__Consigne 1__
Relevez chaque ligne du listing qui contient la chaîne « ukraine ».

__Texte fourni__
C.-O. Verseau professeur agrégé de philosophie

Buridan / la volonté prétendument neutralisée par l'équivalence des possibilités offertes

   L'exemple, qui consiste plutôt en un dispositif imaginaire devant frapper l'esprit, est repris de la tradition. 
    Ce serait à tort qu'on lui associe le nom d'un auteur, Jean Buridan (14ème s.), lequel précisément ne s'en serait jamais lui-même servi! 
   Néanmoins c'est sous cette appellation, "l'âne de Buridan", qu'on pense à la situation dans laquelle se trouverait un animal également assoiffé et affamé, un âne donc, placé à égale distance d'un seau d'eau et d'un seau d'avoine.

   La réflexion de Sartre sur la différence entre projet et volition permet de surmonter les écueils d'un tel formalisme. Car ce n'est jamais entre deux objets, ni même entre deux actes, qu'on choisit, mais entre des projets, c'est-à-dire entre des sujets imagés, idéalisés différemment, selon des valeurs distinctes. Le choix se fait entre des personnalités, des subjectivités, des mondes différents (habités par de tels sujets, par des hommes pensés sur ces modèles), non pas entre ...un plat et un verre!

NB : à l'article Buridan, l'encyclopédie Wikipédia mentionne au moins trois occurrences de "l'image expérimentale" de l'animal indécis : 
  • Au 4ème s. avant notre ère, Aristote se demande dans son traité Du ciel comment un chien placé devant deux nourritures également attirantes choisit entre elles.

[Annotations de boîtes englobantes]
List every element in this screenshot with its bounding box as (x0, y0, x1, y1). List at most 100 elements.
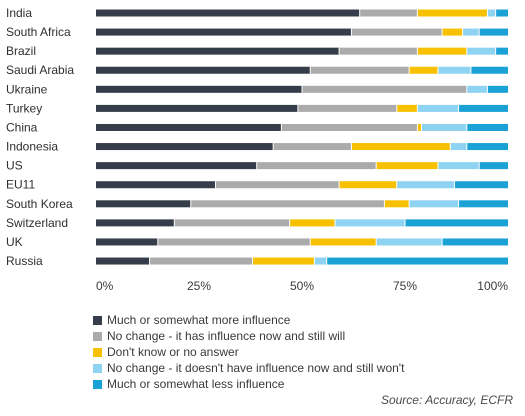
bar-segment-separator (313, 257, 315, 265)
bar-ukraine-series-1 (96, 85, 302, 93)
category-label-uk: UK (6, 235, 23, 249)
legend-item-4: No change - it doesn't have influence no… (93, 360, 404, 376)
bar-switzerland-series-2 (174, 219, 290, 227)
bar-saudi-arabia-series-1 (96, 66, 311, 74)
bar-segment-separator (466, 47, 468, 55)
bar-segment-separator (350, 143, 352, 151)
bar-segment-separator (408, 200, 410, 208)
legend-item-3: Don't know or no answer (93, 344, 404, 360)
bar-segment-separator (404, 219, 406, 227)
bar-indonesia-series-2 (273, 143, 352, 151)
bar-russia-series-1 (96, 257, 150, 265)
bar-south-africa-series-3 (442, 28, 463, 36)
bar-switzerland-series-3 (289, 219, 335, 227)
category-labels: India South Africa Brazil Saudi Arabia Ukrai… (6, 6, 74, 268)
bar-russia-series-5 (326, 257, 508, 265)
bar-south-africa-series-1 (96, 28, 352, 36)
category-label-brazil: Brazil (6, 44, 36, 58)
legend-swatch (93, 315, 102, 325)
bar-ukraine-series-5 (487, 85, 508, 93)
bar-eu11-series-5 (454, 181, 508, 189)
bar-segment-separator (396, 104, 398, 112)
bar-segment-separator (437, 162, 439, 170)
bar-switzerland-series-4 (334, 219, 405, 227)
bar-segment-separator (458, 104, 460, 112)
bar-south-africa-series-5 (479, 28, 508, 36)
bar-segment-separator (256, 162, 258, 170)
bar-us-series-4 (437, 162, 480, 170)
source-note: Source: Accuracy, ECFR (380, 393, 513, 407)
bar-segment-separator (466, 143, 468, 151)
bar-segment-separator (359, 9, 361, 17)
category-label-switzerland: Switzerland (6, 216, 68, 230)
bar-segment-separator (252, 257, 254, 265)
bar-saudi-arabia-series-3 (409, 66, 438, 74)
bar-indonesia-series-4 (450, 143, 467, 151)
bar-uk-series-4 (376, 238, 443, 246)
bar-segment-separator (301, 85, 303, 93)
bars (96, 9, 508, 265)
bar-segment-separator (486, 9, 488, 17)
bar-russia-series-4 (314, 257, 327, 265)
category-label-us: US (6, 159, 23, 173)
bar-china-series-4 (421, 123, 467, 131)
bar-segment-separator (338, 47, 340, 55)
bar-segment-separator (280, 123, 282, 131)
bar-eu11-series-3 (339, 181, 397, 189)
bar-eu11-series-2 (215, 181, 340, 189)
bar-segment-separator (420, 123, 422, 131)
category-label-india: India (6, 6, 32, 20)
bar-segment-separator (350, 28, 352, 36)
legend-item-1: Much or somewhat more influence (93, 312, 404, 328)
bar-segment-separator (458, 200, 460, 208)
bar-brazil-series-3 (417, 47, 467, 55)
bar-china-series-2 (281, 123, 418, 131)
category-label-saudi-arabia: Saudi Arabia (6, 63, 74, 77)
bar-segment-separator (272, 143, 274, 151)
bar-turkey-series-3 (396, 104, 418, 112)
bar-india-series-2 (359, 9, 418, 17)
bar-brazil-series-5 (495, 47, 508, 55)
category-label-china: China (6, 120, 38, 134)
bar-south-africa-series-2 (351, 28, 443, 36)
bar-uk-series-2 (157, 238, 311, 246)
bar-segment-separator (297, 104, 299, 112)
bar-segment-separator (416, 123, 418, 131)
legend-swatch (93, 331, 102, 341)
legend-label: No change - it has influence now and sti… (107, 329, 346, 343)
bar-segment-separator (437, 66, 439, 74)
bar-saudi-arabia-series-5 (470, 66, 508, 74)
bar-india-series-4 (487, 9, 496, 17)
bar-segment-separator (441, 28, 443, 36)
bar-uk-series-1 (96, 238, 158, 246)
bar-segment-separator (466, 123, 468, 131)
bar-indonesia-series-5 (466, 143, 508, 151)
bar-india-series-3 (417, 9, 488, 17)
bar-turkey-series-2 (297, 104, 397, 112)
bar-segment-separator (416, 104, 418, 112)
bar-south-korea-series-4 (409, 200, 459, 208)
legend-label: Much or somewhat less influence (107, 377, 285, 391)
bar-india-series-5 (495, 9, 508, 17)
bar-segment-separator (396, 181, 398, 189)
x-tick-label: 25% (187, 279, 211, 293)
bar-segment-separator (334, 219, 336, 227)
bar-segment-separator (375, 238, 377, 246)
bar-south-korea-series-5 (458, 200, 508, 208)
bar-saudi-arabia-series-2 (310, 66, 410, 74)
bar-segment-separator (326, 257, 328, 265)
bar-segment-separator (375, 162, 377, 170)
bar-segment-separator (214, 181, 216, 189)
bar-brazil-series-1 (96, 47, 340, 55)
bar-russia-series-3 (252, 257, 315, 265)
bar-segment-separator (470, 66, 472, 74)
bar-indonesia-series-1 (96, 143, 274, 151)
legend: Much or somewhat more influence No change… (93, 312, 404, 392)
bar-segment-separator (173, 219, 175, 227)
legend-label: Much or somewhat more influence (107, 313, 291, 327)
legend-label: No change - it doesn't have influence no… (107, 361, 405, 375)
bar-segment-separator (462, 28, 464, 36)
bar-south-korea-series-3 (384, 200, 410, 208)
bar-uk-series-3 (310, 238, 377, 246)
category-label-south-africa: South Africa (6, 25, 71, 39)
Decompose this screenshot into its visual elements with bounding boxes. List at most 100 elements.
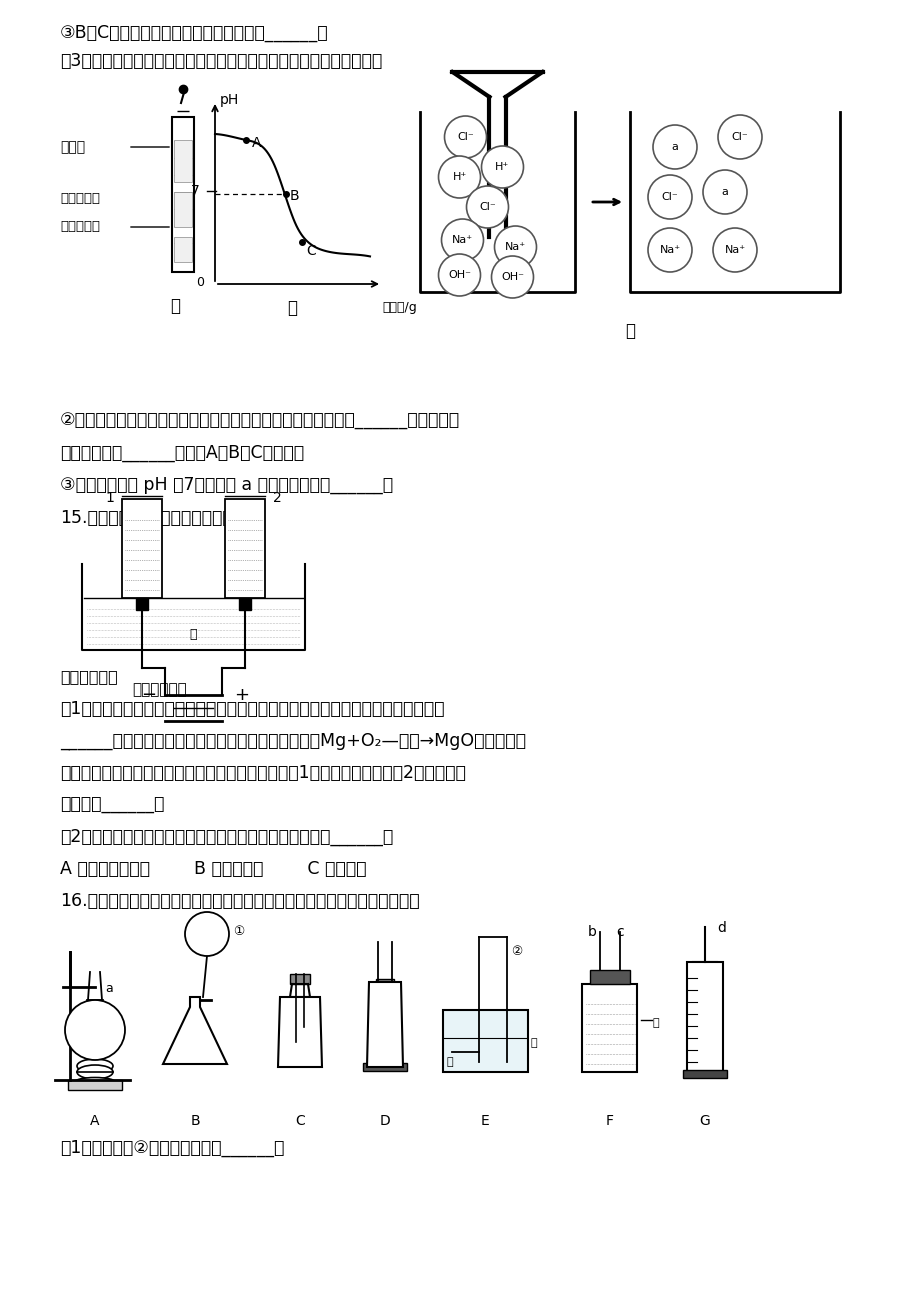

__Consigne 2__
Résumez en deux phrases le texte sur l'âne de Buridan.

__Réponse complète 1__
bar-ukraine-series-1 (96, 85, 302, 93)
bar-ukraine-series-5 (487, 85, 508, 93)

__Réponse complète 2__
L'âne de Buridan, exemple associé à tort au nom de Jean Buridan, désigne la situation d'un âne également assoiffé et affamé, placé à égale distance d'un seau d'eau et d'un seau d'avoine. La réflexion de Sartre sur la différence entre projet et volition permet de surmonter ce formalisme : on ne choisit jamais entre deux objets ni entre deux actes, mais entre des projets.